* EXTRACTED RECORDS:
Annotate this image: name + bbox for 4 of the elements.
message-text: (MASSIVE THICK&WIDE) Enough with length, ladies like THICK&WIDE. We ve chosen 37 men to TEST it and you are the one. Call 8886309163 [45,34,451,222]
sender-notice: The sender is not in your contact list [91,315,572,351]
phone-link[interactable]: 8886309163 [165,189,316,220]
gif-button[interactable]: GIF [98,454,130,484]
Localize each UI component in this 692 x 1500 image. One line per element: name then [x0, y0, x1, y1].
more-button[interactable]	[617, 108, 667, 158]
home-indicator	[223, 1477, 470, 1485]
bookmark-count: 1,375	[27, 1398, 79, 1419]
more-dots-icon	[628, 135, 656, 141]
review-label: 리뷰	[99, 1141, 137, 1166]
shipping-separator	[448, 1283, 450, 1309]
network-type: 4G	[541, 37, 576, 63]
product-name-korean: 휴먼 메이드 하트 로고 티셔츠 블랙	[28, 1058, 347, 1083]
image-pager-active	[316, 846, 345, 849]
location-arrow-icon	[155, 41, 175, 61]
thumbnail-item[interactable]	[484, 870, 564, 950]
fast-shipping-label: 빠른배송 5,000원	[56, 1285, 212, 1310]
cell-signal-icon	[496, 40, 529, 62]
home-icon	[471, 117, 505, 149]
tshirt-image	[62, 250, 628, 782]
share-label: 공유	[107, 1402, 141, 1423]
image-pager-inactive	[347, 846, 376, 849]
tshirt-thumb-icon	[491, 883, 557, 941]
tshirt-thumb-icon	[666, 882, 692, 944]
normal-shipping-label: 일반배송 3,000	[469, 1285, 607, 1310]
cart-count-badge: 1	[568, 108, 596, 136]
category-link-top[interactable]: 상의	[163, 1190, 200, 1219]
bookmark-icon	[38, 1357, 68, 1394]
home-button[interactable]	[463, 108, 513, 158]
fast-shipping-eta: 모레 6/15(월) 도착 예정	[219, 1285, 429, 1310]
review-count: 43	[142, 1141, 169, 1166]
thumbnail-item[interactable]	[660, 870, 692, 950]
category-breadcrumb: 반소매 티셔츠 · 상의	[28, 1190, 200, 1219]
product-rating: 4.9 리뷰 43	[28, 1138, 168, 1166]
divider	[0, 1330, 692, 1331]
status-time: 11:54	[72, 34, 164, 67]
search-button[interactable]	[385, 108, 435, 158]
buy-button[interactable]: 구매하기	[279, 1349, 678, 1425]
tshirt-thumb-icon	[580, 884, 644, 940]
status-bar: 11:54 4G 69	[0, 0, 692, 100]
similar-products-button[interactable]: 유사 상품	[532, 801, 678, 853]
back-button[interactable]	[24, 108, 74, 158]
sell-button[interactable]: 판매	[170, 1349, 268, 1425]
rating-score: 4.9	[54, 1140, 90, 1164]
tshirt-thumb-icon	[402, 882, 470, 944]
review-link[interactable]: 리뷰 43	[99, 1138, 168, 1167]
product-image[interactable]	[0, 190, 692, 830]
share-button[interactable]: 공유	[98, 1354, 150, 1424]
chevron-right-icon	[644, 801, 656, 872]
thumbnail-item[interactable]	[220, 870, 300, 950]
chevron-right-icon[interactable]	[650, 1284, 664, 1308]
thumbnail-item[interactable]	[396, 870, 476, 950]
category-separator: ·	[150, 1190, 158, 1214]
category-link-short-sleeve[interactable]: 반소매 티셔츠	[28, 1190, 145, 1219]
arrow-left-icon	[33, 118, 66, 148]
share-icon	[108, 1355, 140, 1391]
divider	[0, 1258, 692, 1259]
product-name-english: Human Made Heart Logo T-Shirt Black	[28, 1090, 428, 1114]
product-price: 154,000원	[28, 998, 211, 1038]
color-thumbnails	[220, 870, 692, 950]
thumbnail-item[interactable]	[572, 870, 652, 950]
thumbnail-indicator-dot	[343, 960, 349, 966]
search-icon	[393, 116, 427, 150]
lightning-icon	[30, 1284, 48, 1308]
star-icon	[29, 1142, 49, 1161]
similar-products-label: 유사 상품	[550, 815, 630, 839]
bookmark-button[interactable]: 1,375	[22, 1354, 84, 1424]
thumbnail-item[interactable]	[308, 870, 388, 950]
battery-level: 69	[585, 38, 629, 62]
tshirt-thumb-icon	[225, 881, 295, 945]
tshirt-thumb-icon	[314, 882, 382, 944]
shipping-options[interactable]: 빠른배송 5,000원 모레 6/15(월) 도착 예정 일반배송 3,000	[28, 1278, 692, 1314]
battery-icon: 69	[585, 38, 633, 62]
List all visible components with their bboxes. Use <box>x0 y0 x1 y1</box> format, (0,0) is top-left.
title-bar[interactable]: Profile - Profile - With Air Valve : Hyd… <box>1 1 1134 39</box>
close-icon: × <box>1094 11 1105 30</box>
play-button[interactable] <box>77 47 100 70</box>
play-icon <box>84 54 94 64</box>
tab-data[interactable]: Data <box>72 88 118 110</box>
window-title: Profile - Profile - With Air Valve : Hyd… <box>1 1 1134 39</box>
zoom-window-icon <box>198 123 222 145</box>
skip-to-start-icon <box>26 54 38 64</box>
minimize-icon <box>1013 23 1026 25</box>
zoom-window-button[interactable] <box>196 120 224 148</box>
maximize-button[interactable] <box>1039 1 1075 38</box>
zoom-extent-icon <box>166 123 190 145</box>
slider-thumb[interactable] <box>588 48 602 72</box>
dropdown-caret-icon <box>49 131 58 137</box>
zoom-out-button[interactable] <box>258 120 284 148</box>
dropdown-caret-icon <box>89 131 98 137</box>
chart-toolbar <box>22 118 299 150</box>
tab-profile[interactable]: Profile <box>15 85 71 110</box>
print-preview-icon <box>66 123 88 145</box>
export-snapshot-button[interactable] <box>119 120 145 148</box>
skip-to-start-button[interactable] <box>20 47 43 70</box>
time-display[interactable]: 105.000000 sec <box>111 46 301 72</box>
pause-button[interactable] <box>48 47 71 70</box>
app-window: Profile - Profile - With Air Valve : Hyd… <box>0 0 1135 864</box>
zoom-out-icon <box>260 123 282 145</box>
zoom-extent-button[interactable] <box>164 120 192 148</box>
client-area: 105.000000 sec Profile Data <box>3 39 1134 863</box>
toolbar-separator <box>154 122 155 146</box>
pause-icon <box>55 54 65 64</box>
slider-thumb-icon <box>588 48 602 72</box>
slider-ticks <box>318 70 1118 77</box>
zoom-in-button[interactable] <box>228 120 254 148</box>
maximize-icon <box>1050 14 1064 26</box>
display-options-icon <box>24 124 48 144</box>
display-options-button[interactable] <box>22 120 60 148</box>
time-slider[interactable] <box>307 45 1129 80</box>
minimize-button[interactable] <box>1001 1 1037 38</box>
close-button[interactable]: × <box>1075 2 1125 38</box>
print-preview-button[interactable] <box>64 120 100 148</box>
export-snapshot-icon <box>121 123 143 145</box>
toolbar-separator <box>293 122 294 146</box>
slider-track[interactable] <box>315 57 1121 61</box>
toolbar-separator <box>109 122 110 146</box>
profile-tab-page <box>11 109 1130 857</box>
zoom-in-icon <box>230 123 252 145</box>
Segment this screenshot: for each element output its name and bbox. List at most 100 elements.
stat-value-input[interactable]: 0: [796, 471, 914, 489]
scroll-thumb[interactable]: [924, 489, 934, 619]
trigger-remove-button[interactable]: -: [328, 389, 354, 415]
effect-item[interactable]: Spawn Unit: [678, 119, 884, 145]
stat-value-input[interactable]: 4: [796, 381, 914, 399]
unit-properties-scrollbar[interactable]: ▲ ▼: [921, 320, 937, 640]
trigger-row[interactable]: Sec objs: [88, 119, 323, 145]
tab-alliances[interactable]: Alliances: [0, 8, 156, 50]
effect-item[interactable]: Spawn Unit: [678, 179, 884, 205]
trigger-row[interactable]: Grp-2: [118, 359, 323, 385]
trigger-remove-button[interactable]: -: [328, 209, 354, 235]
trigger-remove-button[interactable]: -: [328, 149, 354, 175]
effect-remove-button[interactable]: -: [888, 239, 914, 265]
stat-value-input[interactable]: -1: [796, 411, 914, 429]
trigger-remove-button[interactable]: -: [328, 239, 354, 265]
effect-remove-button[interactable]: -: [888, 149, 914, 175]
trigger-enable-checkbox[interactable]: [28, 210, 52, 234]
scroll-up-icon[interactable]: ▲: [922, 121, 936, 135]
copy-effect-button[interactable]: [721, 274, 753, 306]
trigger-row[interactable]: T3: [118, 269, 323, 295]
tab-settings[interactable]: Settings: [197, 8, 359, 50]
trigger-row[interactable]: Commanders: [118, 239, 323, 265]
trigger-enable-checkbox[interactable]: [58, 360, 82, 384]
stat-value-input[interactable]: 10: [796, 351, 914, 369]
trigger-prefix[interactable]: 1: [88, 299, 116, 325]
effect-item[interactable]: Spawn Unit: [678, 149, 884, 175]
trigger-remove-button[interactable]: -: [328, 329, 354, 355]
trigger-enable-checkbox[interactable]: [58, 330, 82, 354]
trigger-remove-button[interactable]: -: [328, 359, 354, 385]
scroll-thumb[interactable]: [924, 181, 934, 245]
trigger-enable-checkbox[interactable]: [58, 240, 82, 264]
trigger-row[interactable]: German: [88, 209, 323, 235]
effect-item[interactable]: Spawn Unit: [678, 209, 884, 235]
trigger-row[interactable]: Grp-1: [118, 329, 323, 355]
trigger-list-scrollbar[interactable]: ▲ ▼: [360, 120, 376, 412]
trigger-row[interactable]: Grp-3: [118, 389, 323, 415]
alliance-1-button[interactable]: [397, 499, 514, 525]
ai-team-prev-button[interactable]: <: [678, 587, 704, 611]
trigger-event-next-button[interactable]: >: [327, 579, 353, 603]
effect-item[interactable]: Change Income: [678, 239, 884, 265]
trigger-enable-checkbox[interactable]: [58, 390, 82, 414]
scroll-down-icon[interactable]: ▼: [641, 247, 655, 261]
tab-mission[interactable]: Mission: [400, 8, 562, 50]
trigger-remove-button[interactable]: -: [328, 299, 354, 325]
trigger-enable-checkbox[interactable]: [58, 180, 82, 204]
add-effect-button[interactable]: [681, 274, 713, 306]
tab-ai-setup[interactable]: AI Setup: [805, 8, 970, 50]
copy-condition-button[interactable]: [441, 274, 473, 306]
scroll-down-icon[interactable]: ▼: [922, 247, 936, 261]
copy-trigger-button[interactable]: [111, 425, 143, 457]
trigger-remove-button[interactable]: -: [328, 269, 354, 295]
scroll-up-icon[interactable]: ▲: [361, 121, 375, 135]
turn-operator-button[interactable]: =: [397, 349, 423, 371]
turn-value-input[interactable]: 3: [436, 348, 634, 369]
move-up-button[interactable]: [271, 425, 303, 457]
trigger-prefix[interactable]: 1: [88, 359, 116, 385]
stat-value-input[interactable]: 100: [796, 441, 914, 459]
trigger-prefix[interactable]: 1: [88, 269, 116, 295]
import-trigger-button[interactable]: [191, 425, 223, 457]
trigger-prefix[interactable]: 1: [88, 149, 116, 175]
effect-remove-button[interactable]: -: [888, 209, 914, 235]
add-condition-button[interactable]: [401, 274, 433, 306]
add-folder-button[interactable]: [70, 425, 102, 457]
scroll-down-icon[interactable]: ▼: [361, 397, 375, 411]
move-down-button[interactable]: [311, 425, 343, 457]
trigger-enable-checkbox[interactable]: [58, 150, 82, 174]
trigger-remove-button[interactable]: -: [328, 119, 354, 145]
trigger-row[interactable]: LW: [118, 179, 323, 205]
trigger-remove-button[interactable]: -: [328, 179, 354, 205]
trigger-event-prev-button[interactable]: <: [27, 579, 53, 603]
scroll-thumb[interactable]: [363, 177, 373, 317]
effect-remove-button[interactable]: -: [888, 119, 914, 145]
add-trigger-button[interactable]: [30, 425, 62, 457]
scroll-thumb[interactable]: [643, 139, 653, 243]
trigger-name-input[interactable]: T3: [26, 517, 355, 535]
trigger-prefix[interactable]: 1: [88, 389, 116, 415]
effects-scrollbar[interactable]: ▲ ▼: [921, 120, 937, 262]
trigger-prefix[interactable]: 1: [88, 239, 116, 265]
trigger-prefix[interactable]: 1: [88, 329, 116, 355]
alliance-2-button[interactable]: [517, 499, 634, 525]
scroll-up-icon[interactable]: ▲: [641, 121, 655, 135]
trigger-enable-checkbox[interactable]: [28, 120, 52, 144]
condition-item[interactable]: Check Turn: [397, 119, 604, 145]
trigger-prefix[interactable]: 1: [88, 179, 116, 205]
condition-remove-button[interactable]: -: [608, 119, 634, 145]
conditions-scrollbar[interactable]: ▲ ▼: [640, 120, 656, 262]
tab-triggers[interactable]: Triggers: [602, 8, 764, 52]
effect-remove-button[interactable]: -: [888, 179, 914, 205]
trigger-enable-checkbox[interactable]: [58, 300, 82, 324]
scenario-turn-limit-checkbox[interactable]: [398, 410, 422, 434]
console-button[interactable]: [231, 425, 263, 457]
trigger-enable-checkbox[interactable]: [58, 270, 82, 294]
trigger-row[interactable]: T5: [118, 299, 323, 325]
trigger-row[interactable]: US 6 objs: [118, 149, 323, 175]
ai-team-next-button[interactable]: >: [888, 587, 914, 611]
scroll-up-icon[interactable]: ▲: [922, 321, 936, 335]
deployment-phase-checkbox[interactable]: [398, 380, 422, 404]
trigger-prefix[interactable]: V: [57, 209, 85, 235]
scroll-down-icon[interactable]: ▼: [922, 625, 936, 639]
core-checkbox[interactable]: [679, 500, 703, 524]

* TASK TO COMPLETE:
Copy out, character for character, the stretch from the first line of the rows through the line containing "34, 164, 67]", including both of those lines.

* RESULT OF THE TASK:
Annotate this image: name + bbox for 4 of the elements.
message-text: (MASSIVE THICK&WIDE) Enough with length, ladies like THICK&WIDE. We ve chosen 37 men to TEST it and you are the one. Call 8886309163 [45,34,451,222]
sender-notice: The sender is not in your contact list [91,315,572,351]
phone-link[interactable]: 8886309163 [165,189,316,220]
gif-button[interactable]: GIF [98,454,130,484]
Localize each UI component in this 692 x 1500 image. One line per element: name then [x0, y0, x1, y1].
more-button[interactable]	[617, 108, 667, 158]
home-indicator	[223, 1477, 470, 1485]
bookmark-count: 1,375	[27, 1398, 79, 1419]
more-dots-icon	[628, 135, 656, 141]
review-label: 리뷰	[99, 1141, 137, 1166]
shipping-separator	[448, 1283, 450, 1309]
network-type: 4G	[541, 37, 576, 63]
product-name-korean: 휴먼 메이드 하트 로고 티셔츠 블랙	[28, 1058, 347, 1083]
image-pager-active	[316, 846, 345, 849]
location-arrow-icon	[155, 41, 175, 61]
thumbnail-item[interactable]	[484, 870, 564, 950]
fast-shipping-label: 빠른배송 5,000원	[56, 1285, 212, 1310]
cell-signal-icon	[496, 40, 529, 62]
home-icon	[471, 117, 505, 149]
tshirt-image	[62, 250, 628, 782]
share-label: 공유	[107, 1402, 141, 1423]
image-pager-inactive	[347, 846, 376, 849]
tshirt-thumb-icon	[491, 883, 557, 941]
tshirt-thumb-icon	[666, 882, 692, 944]
normal-shipping-label: 일반배송 3,000	[469, 1285, 607, 1310]
cart-count-badge: 1	[568, 108, 596, 136]
category-link-top[interactable]: 상의	[163, 1190, 200, 1219]
bookmark-icon	[38, 1357, 68, 1394]
home-button[interactable]	[463, 108, 513, 158]
fast-shipping-eta: 모레 6/15(월) 도착 예정	[219, 1285, 429, 1310]
review-count: 43	[142, 1141, 169, 1166]
thumbnail-item[interactable]	[660, 870, 692, 950]
category-breadcrumb: 반소매 티셔츠 · 상의	[28, 1190, 200, 1219]
product-rating: 4.9 리뷰 43	[28, 1138, 168, 1166]
divider	[0, 1330, 692, 1331]
status-time: 11:54	[72, 34, 164, 67]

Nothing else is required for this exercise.